-- Begin Data to process --
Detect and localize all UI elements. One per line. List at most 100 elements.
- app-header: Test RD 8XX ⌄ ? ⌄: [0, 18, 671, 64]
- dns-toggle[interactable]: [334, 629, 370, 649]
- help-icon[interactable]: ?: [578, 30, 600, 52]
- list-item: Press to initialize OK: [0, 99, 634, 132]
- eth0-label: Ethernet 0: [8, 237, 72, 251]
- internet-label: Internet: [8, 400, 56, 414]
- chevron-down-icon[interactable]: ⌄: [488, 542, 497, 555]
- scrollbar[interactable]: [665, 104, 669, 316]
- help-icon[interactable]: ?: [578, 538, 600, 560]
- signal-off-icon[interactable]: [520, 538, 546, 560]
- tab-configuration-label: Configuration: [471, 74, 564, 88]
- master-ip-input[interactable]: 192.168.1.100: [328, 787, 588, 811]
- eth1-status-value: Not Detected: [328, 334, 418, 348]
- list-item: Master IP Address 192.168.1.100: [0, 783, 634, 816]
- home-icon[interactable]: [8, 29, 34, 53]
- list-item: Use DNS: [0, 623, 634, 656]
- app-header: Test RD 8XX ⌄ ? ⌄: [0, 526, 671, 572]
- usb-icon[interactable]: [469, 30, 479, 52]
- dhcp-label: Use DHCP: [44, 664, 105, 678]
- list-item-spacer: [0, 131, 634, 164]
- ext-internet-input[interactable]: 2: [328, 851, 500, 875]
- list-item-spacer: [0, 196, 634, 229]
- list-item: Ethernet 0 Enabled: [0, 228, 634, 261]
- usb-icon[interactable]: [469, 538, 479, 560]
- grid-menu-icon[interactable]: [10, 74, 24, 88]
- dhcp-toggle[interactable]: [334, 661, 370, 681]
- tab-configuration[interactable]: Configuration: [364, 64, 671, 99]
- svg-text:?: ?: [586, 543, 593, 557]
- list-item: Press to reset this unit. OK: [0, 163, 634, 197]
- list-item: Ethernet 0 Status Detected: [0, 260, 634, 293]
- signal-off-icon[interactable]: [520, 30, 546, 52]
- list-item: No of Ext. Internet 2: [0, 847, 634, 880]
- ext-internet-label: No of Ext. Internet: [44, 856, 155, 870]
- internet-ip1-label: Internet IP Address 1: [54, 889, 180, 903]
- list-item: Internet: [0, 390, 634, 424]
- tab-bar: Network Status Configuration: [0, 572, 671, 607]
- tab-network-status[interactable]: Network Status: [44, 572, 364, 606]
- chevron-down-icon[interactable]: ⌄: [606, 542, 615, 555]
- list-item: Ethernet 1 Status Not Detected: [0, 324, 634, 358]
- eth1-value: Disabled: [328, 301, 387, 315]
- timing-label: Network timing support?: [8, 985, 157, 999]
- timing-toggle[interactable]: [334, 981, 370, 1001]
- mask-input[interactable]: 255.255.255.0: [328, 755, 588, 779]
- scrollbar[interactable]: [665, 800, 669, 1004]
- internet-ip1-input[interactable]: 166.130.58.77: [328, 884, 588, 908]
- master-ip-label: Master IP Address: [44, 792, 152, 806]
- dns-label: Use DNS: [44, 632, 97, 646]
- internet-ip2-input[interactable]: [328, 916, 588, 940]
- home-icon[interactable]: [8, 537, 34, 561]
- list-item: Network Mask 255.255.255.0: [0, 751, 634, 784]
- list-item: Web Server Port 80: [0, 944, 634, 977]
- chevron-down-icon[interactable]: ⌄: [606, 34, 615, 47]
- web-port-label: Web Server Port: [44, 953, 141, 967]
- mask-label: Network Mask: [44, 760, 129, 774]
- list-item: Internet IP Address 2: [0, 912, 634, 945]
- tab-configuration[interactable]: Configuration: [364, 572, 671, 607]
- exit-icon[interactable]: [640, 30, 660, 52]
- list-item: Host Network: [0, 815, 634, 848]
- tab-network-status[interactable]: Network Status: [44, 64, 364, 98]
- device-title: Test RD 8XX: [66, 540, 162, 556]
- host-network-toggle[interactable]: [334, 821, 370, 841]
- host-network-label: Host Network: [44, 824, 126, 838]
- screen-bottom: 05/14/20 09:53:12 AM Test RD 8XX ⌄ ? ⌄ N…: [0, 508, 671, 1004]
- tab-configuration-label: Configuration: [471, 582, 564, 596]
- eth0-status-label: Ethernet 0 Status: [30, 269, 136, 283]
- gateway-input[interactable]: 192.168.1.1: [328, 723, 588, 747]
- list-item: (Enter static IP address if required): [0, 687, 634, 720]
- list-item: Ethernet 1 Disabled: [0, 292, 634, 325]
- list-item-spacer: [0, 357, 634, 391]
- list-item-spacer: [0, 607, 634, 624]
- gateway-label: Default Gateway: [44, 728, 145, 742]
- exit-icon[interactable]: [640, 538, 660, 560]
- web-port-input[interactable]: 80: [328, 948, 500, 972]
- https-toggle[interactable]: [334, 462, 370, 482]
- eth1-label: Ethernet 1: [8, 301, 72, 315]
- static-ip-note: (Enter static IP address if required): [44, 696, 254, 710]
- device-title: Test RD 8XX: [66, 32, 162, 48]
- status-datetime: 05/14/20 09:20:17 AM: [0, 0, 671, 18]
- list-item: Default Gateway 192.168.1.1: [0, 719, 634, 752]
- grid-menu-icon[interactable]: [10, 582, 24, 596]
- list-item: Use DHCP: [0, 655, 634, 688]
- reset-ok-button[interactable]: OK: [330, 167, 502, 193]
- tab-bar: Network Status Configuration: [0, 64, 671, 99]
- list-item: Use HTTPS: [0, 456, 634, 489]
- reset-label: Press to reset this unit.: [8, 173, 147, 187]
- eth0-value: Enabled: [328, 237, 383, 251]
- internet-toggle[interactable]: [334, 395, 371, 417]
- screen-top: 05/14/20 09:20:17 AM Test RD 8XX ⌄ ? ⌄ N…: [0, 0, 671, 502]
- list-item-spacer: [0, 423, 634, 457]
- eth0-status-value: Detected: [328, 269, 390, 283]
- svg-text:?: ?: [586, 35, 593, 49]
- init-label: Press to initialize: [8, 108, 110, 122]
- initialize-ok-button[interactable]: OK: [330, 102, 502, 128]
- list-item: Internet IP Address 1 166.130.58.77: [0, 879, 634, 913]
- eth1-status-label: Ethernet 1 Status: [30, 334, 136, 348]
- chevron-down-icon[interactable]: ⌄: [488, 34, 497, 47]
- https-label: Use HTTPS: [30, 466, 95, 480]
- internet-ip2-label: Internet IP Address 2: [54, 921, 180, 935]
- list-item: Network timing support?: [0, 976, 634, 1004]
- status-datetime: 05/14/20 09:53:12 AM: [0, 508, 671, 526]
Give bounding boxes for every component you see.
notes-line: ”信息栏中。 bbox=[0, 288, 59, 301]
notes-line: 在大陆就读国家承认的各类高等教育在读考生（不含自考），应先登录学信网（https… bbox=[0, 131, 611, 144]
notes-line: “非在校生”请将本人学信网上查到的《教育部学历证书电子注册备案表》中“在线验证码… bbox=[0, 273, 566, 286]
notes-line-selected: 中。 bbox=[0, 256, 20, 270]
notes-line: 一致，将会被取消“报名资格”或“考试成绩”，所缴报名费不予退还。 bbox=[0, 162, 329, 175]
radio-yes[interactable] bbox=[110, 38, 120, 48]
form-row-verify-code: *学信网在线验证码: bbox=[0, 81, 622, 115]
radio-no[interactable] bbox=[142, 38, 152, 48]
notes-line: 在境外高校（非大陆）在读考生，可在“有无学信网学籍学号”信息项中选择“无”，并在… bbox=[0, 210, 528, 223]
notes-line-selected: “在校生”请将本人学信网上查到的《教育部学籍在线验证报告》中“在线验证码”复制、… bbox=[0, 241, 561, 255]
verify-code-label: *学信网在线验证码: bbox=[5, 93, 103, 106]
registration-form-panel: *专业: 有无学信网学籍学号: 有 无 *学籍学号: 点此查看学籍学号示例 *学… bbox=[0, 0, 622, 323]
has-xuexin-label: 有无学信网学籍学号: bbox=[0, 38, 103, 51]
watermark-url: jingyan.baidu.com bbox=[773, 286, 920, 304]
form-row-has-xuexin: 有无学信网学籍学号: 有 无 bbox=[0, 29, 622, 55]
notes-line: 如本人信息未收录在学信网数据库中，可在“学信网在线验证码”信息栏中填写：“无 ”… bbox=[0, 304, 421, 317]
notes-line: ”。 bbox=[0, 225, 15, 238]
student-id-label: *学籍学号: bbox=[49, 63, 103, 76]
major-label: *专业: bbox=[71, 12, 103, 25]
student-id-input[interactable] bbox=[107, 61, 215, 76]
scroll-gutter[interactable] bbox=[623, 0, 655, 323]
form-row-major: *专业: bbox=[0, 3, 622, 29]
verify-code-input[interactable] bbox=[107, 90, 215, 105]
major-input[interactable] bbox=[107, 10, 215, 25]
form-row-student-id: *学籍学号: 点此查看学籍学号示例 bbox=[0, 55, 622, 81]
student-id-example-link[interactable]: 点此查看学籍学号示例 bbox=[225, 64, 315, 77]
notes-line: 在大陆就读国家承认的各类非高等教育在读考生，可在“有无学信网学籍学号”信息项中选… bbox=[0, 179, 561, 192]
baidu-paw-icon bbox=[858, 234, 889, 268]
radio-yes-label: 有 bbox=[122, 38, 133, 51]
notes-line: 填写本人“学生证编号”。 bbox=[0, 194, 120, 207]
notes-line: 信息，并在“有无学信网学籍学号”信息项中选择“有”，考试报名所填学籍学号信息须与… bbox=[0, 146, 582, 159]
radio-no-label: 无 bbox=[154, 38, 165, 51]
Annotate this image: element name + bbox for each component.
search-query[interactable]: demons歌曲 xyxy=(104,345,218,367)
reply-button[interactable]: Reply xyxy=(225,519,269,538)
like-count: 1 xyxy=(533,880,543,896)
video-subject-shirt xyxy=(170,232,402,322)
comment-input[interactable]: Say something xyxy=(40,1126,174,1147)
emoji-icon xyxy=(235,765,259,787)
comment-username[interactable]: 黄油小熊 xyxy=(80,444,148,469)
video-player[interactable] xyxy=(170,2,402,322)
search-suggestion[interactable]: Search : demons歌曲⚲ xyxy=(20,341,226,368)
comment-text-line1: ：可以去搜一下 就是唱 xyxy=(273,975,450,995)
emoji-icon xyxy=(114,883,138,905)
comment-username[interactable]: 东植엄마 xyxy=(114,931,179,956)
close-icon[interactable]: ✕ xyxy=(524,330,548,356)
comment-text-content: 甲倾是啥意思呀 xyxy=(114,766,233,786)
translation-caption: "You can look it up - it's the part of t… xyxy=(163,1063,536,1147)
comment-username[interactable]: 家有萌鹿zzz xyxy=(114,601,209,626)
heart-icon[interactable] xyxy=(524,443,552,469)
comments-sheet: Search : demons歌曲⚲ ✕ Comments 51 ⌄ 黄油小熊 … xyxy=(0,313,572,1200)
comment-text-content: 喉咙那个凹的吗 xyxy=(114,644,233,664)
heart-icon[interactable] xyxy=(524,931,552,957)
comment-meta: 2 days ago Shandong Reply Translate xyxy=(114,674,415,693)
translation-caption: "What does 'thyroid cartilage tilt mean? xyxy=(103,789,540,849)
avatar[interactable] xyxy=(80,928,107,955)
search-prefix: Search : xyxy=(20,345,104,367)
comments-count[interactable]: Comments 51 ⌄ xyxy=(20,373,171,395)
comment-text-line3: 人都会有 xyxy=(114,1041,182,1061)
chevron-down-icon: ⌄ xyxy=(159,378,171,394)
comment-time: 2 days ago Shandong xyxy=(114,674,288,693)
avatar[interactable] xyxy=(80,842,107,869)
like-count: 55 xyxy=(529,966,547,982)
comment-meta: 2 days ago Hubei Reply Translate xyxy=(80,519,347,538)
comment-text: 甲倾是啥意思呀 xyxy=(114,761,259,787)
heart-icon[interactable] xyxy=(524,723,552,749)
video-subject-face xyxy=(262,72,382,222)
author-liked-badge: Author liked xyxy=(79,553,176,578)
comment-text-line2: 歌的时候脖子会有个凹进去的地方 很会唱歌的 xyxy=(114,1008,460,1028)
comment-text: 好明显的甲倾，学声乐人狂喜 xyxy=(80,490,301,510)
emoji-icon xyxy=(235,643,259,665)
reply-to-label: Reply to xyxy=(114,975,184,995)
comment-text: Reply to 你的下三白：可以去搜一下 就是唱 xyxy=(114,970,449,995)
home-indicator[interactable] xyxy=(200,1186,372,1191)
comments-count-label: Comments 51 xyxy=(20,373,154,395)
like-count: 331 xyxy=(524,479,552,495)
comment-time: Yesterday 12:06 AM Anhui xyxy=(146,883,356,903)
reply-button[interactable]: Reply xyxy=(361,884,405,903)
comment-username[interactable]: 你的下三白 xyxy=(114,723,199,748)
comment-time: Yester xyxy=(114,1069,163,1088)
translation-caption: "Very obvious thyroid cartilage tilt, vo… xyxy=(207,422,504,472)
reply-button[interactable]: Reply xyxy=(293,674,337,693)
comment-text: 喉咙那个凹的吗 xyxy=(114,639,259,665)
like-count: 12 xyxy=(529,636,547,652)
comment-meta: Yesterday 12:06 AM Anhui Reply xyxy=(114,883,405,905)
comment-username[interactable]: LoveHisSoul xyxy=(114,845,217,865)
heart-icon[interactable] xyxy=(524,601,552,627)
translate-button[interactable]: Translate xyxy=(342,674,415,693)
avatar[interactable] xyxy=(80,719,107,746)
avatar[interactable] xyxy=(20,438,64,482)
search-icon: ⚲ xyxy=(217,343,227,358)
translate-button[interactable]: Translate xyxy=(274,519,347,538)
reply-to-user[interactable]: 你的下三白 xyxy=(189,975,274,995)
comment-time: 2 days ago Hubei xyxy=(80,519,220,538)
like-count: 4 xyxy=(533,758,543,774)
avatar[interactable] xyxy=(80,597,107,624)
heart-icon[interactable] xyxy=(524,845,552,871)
-- End Data to process --
◆ **Task directions**
Put the lines of the records, starting at the very first line and ending at the line that contains "- list-item: Press to initialize", into a JSON list of strings with one string per line. Leave out any blank lines.

◆ **Exercise answer**
[
  "Detect and localize all UI elements. One per line. List at most 100 elements.",
  "- app-header: Test RD 8XX ⌄ ? ⌄: [0, 18, 671, 64]",
  "- dns-toggle[interactable]: [334, 629, 370, 649]",
  "- help-icon[interactable]: ?: [578, 30, 600, 52]",
  "- list-item: Press to initialize OK: [0, 99, 634, 132]"
]